**WHAT TO PRODUCE:** The listing below should be written out exactly; please include all of it.

[Dataset records]
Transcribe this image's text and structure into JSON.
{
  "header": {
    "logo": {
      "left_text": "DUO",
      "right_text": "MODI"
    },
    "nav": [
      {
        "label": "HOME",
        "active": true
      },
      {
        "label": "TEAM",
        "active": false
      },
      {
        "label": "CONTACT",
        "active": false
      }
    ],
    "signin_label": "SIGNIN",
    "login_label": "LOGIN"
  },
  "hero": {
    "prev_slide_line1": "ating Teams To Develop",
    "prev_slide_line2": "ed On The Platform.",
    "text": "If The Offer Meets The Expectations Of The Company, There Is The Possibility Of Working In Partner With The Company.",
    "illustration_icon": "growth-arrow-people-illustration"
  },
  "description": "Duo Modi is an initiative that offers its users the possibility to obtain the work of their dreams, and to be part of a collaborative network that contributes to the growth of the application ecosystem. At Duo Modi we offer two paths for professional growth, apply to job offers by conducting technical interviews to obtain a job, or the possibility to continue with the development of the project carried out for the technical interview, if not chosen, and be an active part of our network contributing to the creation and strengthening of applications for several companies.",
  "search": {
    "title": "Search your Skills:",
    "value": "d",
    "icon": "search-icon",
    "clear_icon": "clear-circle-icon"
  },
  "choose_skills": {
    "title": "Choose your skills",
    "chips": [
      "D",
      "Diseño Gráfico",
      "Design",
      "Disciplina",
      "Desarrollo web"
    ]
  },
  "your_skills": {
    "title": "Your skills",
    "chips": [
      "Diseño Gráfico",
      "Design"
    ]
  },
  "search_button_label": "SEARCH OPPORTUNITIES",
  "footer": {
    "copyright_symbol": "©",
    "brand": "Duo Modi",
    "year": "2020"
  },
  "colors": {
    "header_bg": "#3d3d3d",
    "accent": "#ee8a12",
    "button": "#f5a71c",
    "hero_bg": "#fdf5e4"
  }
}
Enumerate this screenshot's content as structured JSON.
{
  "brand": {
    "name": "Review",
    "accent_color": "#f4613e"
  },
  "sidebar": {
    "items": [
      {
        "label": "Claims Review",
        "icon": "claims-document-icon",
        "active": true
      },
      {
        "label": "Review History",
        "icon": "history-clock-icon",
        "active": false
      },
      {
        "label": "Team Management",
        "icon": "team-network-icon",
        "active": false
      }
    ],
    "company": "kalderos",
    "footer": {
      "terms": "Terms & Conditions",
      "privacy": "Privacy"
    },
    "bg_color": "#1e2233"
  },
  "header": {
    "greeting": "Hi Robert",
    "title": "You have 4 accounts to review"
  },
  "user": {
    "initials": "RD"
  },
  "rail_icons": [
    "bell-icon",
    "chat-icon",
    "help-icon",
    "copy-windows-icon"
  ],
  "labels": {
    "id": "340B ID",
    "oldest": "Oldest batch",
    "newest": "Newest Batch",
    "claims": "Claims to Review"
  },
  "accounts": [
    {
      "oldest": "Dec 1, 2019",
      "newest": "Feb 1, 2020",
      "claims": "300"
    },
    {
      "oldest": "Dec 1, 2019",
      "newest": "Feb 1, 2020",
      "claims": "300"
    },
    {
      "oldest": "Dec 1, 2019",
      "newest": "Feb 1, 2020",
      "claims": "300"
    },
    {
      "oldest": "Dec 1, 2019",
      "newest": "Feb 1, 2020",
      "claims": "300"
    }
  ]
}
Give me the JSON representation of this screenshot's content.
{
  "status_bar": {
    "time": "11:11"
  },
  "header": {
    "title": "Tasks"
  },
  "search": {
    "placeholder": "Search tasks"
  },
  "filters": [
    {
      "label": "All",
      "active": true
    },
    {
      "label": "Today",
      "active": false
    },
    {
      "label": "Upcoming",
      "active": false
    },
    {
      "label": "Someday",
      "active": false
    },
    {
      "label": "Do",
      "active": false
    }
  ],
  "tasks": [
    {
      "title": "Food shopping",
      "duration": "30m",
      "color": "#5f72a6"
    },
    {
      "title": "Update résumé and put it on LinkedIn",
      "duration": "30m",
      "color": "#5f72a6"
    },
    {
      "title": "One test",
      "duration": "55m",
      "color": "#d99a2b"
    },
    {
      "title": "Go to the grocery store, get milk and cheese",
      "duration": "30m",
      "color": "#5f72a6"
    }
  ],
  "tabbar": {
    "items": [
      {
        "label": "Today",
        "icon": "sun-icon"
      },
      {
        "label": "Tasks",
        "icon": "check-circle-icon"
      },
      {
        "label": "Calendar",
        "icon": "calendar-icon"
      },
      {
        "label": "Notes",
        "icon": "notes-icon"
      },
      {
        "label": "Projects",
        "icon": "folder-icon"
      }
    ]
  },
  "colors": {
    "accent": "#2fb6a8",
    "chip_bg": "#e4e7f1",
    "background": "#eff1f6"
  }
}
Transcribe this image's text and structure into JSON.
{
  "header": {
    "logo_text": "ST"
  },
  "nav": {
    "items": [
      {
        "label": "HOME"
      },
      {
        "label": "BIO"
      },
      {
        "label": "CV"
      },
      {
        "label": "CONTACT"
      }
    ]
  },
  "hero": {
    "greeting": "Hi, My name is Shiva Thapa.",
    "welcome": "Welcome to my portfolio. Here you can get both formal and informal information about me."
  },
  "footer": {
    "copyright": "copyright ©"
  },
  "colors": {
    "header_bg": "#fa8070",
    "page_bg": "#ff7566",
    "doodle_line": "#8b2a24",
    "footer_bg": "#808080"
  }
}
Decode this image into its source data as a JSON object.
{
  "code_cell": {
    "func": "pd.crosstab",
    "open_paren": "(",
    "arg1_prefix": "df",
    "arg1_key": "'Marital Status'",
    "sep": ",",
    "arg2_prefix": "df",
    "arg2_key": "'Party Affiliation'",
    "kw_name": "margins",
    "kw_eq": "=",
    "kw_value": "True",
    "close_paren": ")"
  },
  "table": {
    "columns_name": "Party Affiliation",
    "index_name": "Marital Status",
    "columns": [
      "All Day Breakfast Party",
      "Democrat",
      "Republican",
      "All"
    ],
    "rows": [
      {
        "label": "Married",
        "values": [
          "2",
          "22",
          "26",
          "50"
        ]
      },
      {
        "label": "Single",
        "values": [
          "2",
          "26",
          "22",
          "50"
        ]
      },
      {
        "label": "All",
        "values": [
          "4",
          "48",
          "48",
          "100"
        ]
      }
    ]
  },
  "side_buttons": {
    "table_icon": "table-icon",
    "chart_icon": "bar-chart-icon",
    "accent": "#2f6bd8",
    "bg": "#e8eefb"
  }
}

**THE REPLY:**
Transcribe this image's text and structure into JSON.
{
  "header": {
    "logo": {
      "left_text": "DUO",
      "right_text": "MODI"
    },
    "nav": [
      {
        "label": "HOME",
        "active": true
      },
      {
        "label": "TEAM",
        "active": false
      },
      {
        "label": "CONTACT",
        "active": false
      }
    ],
    "signin_label": "SIGNIN",
    "login_label": "LOGIN"
  },
  "hero": {
    "prev_slide_line1": "ating Teams To Develop",
    "prev_slide_line2": "ed On The Platform.",
    "text": "If The Offer Meets The Expectations Of The Company, There Is The Possibility Of Working In Partner With The Company.",
    "illustration_icon": "growth-arrow-people-illustration"
  },
  "description": "Duo Modi is an initiative that offers its users the possibility to obtain the work of their dreams, and to be part of a collaborative network that contributes to the growth of the application ecosystem. At Duo Modi we offer two paths for professional growth, apply to job offers by conducting technical interviews to obtain a job, or the possibility to continue with the development of the project carried out for the technical interview, if not chosen, and be an active part of our network contributing to the creation and strengthening of applications for several companies.",
  "search": {
    "title": "Search your Skills:",
    "value": "d",
    "icon": "search-icon",
    "clear_icon": "clear-circle-icon"
  },
  "choose_skills": {
    "title": "Choose your skills",
    "chips": [
      "D",
      "Diseño Gráfico",
      "Design",
      "Disciplina",
      "Desarrollo web"
    ]
  },
  "your_skills": {
    "title": "Your skills",
    "chips": [
      "Diseño Gráfico",
      "Design"
    ]
  },
  "search_button_label": "SEARCH OPPORTUNITIES",
  "footer": {
    "copyright_symbol": "©",
    "brand": "Duo Modi",
    "year": "2020"
  },
  "colors": {
    "header_bg": "#3d3d3d",
    "accent": "#ee8a12",
    "button": "#f5a71c",
    "hero_bg": "#fdf5e4"
  }
}
Enumerate this screenshot's content as structured JSON.
{
  "brand": {
    "name": "Review",
    "accent_color": "#f4613e"
  },
  "sidebar": {
    "items": [
      {
        "label": "Claims Review",
        "icon": "claims-document-icon",
        "active": true
      },
      {
        "label": "Review History",
        "icon": "history-clock-icon",
        "active": false
      },
      {
        "label": "Team Management",
        "icon": "team-network-icon",
        "active": false
      }
    ],
    "company": "kalderos",
    "footer": {
      "terms": "Terms & Conditions",
      "privacy": "Privacy"
    },
    "bg_color": "#1e2233"
  },
  "header": {
    "greeting": "Hi Robert",
    "title": "You have 4 accounts to review"
  },
  "user": {
    "initials": "RD"
  },
  "rail_icons": [
    "bell-icon",
    "chat-icon",
    "help-icon",
    "copy-windows-icon"
  ],
  "labels": {
    "id": "340B ID",
    "oldest": "Oldest batch",
    "newest": "Newest Batch",
    "claims": "Claims to Review"
  },
  "accounts": [
    {
      "oldest": "Dec 1, 2019",
      "newest": "Feb 1, 2020",
      "claims": "300"
    },
    {
      "oldest": "Dec 1, 2019",
      "newest": "Feb 1, 2020",
      "claims": "300"
    },
    {
      "oldest": "Dec 1, 2019",
      "newest": "Feb 1, 2020",
      "claims": "300"
    },
    {
      "oldest": "Dec 1, 2019",
      "newest": "Feb 1, 2020",
      "claims": "300"
    }
  ]
}
Give me the JSON representation of this screenshot's content.
{
  "status_bar": {
    "time": "11:11"
  },
  "header": {
    "title": "Tasks"
  },
  "search": {
    "placeholder": "Search tasks"
  },
  "filters": [
    {
      "label": "All",
      "active": true
    },
    {
      "label": "Today",
      "active": false
    },
    {
      "label": "Upcoming",
      "active": false
    },
    {
      "label": "Someday",
      "active": false
    },
    {
      "label": "Do",
      "active": false
    }
  ],
  "tasks": [
    {
      "title": "Food shopping",
      "duration": "30m",
      "color": "#5f72a6"
    },
    {
      "title": "Update résumé and put it on LinkedIn",
      "duration": "30m",
      "color": "#5f72a6"
    },
    {
      "title": "One test",
      "duration": "55m",
      "color": "#d99a2b"
    },
    {
      "title": "Go to the grocery store, get milk and cheese",
      "duration": "30m",
      "color": "#5f72a6"
    }
  ],
  "tabbar": {
    "items": [
      {
        "label": "Today",
        "icon": "sun-icon"
      },
      {
        "label": "Tasks",
        "icon": "check-circle-icon"
      },
      {
        "label": "Calendar",
        "icon": "calendar-icon"
      },
      {
        "label": "Notes",
        "icon": "notes-icon"
      },
      {
        "label": "Projects",
        "icon": "folder-icon"
      }
    ]
  },
  "colors": {
    "accent": "#2fb6a8",
    "chip_bg": "#e4e7f1",
    "background": "#eff1f6"
  }
}
Transcribe this image's text and structure into JSON.
{
  "header": {
    "logo_text": "ST"
  },
  "nav": {
    "items": [
      {
        "label": "HOME"
      },
      {
        "label": "BIO"
      },
      {
        "label": "CV"
      },
      {
        "label": "CONTACT"
      }
    ]
  },
  "hero": {
    "greeting": "Hi, My name is Shiva Thapa.",
    "welcome": "Welcome to my portfolio. Here you can get both formal and informal information about me."
  },
  "footer": {
    "copyright": "copyright ©"
  },
  "colors": {
    "header_bg": "#fa8070",
    "page_bg": "#ff7566",
    "doodle_line": "#8b2a24",
    "footer_bg": "#808080"
  }
}
Decode this image into its source data as a JSON object.
{
  "code_cell": {
    "func": "pd.crosstab",
    "open_paren": "(",
    "arg1_prefix": "df",
    "arg1_key": "'Marital Status'",
    "sep": ",",
    "arg2_prefix": "df",
    "arg2_key": "'Party Affiliation'",
    "kw_name": "margins",
    "kw_eq": "=",
    "kw_value": "True",
    "close_paren": ")"
  },
  "table": {
    "columns_name": "Party Affiliation",
    "index_name": "Marital Status",
    "columns": [
      "All Day Breakfast Party",
      "Democrat",
      "Republican",
      "All"
    ],
    "rows": [
      {
        "label": "Married",
        "values": [
          "2",
          "22",
          "26",
          "50"
        ]
      },
      {
        "label": "Single",
        "values": [
          "2",
          "26",
          "22",
          "50"
        ]
      },
      {
        "label": "All",
        "values": [
          "4",
          "48",
          "48",
          "100"
        ]
      }
    ]
  },
  "side_buttons": {
    "table_icon": "table-icon",
    "chart_icon": "bar-chart-icon",
    "accent": "#2f6bd8",
    "bg": "#e8eefb"
  }
}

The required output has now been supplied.